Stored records
%%

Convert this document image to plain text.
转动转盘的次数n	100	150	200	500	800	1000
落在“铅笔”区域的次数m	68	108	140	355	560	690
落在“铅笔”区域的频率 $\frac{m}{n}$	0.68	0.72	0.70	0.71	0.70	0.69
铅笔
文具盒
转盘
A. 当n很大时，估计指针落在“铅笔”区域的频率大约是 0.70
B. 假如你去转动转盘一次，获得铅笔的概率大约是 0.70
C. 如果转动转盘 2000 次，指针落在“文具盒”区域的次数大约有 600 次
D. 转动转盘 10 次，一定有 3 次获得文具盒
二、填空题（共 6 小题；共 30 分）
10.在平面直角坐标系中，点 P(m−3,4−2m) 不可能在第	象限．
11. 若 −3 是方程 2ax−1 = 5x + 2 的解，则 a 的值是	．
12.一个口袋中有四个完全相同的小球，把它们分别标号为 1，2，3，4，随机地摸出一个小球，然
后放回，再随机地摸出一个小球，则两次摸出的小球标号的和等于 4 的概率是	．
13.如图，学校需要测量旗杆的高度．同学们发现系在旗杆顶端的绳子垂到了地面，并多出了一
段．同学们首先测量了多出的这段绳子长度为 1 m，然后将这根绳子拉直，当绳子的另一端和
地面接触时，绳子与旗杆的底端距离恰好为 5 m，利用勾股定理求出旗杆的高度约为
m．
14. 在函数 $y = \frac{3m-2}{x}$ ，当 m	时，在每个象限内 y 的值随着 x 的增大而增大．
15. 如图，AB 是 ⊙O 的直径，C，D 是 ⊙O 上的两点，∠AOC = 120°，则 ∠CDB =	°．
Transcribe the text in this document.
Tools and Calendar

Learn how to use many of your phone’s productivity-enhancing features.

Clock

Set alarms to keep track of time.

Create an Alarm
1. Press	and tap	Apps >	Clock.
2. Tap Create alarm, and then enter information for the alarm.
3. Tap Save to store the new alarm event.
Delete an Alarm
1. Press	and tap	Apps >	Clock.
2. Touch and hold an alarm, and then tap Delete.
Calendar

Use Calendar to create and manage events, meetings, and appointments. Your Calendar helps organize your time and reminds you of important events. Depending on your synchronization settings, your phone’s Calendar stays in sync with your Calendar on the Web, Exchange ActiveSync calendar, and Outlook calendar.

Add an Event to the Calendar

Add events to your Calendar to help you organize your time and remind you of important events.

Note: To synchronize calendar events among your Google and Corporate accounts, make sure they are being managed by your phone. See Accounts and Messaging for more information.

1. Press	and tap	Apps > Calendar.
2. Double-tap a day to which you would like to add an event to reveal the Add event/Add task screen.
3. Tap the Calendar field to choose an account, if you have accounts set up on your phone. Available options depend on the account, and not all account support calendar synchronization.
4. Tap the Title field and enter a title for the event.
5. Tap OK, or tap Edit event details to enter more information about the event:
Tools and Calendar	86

%%

• _EXERCISE_:
Write out the listing once more, matching it exactly.

• _SOLUTION TO THIS PROBLEM_:
Convert this document image to plain text.
转动转盘的次数n	100	150	200	500	800	1000
落在“铅笔”区域的次数m	68	108	140	355	560	690
落在“铅笔”区域的频率 $\frac{m}{n}$	0.68	0.72	0.70	0.71	0.70	0.69
铅笔
文具盒
转盘
A. 当n很大时，估计指针落在“铅笔”区域的频率大约是 0.70
B. 假如你去转动转盘一次，获得铅笔的概率大约是 0.70
C. 如果转动转盘 2000 次，指针落在“文具盒”区域的次数大约有 600 次
D. 转动转盘 10 次，一定有 3 次获得文具盒
二、填空题（共 6 小题；共 30 分）
10.在平面直角坐标系中，点 P(m−3,4−2m) 不可能在第	象限．
11. 若 −3 是方程 2ax−1 = 5x + 2 的解，则 a 的值是	．
12.一个口袋中有四个完全相同的小球，把它们分别标号为 1，2，3，4，随机地摸出一个小球，然
后放回，再随机地摸出一个小球，则两次摸出的小球标号的和等于 4 的概率是	．
13.如图，学校需要测量旗杆的高度．同学们发现系在旗杆顶端的绳子垂到了地面，并多出了一
段．同学们首先测量了多出的这段绳子长度为 1 m，然后将这根绳子拉直，当绳子的另一端和
地面接触时，绳子与旗杆的底端距离恰好为 5 m，利用勾股定理求出旗杆的高度约为
m．
14. 在函数 $y = \frac{3m-2}{x}$ ，当 m	时，在每个象限内 y 的值随着 x 的增大而增大．
15. 如图，AB 是 ⊙O 的直径，C，D 是 ⊙O 上的两点，∠AOC = 120°，则 ∠CDB =	°．
Transcribe the text in this document.
Tools and Calendar

Learn how to use many of your phone’s productivity-enhancing features.

Clock

Set alarms to keep track of time.

Create an Alarm
1. Press	and tap	Apps >	Clock.
2. Tap Create alarm, and then enter information for the alarm.
3. Tap Save to store the new alarm event.
Delete an Alarm
1. Press	and tap	Apps >	Clock.
2. Touch and hold an alarm, and then tap Delete.
Calendar

Use Calendar to create and manage events, meetings, and appointments. Your Calendar helps organize your time and reminds you of important events. Depending on your synchronization settings, your phone’s Calendar stays in sync with your Calendar on the Web, Exchange ActiveSync calendar, and Outlook calendar.

Add an Event to the Calendar

Add events to your Calendar to help you organize your time and remind you of important events.

Note: To synchronize calendar events among your Google and Corporate accounts, make sure they are being managed by your phone. See Accounts and Messaging for more information.

1. Press	and tap	Apps > Calendar.
2. Double-tap a day to which you would like to add an event to reveal the Add event/Add task screen.
3. Tap the Calendar field to choose an account, if you have accounts set up on your phone. Available options depend on the account, and not all account support calendar synchronization.
4. Tap the Title field and enter a title for the event.
5. Tap OK, or tap Edit event details to enter more information about the event:
Tools and Calendar	86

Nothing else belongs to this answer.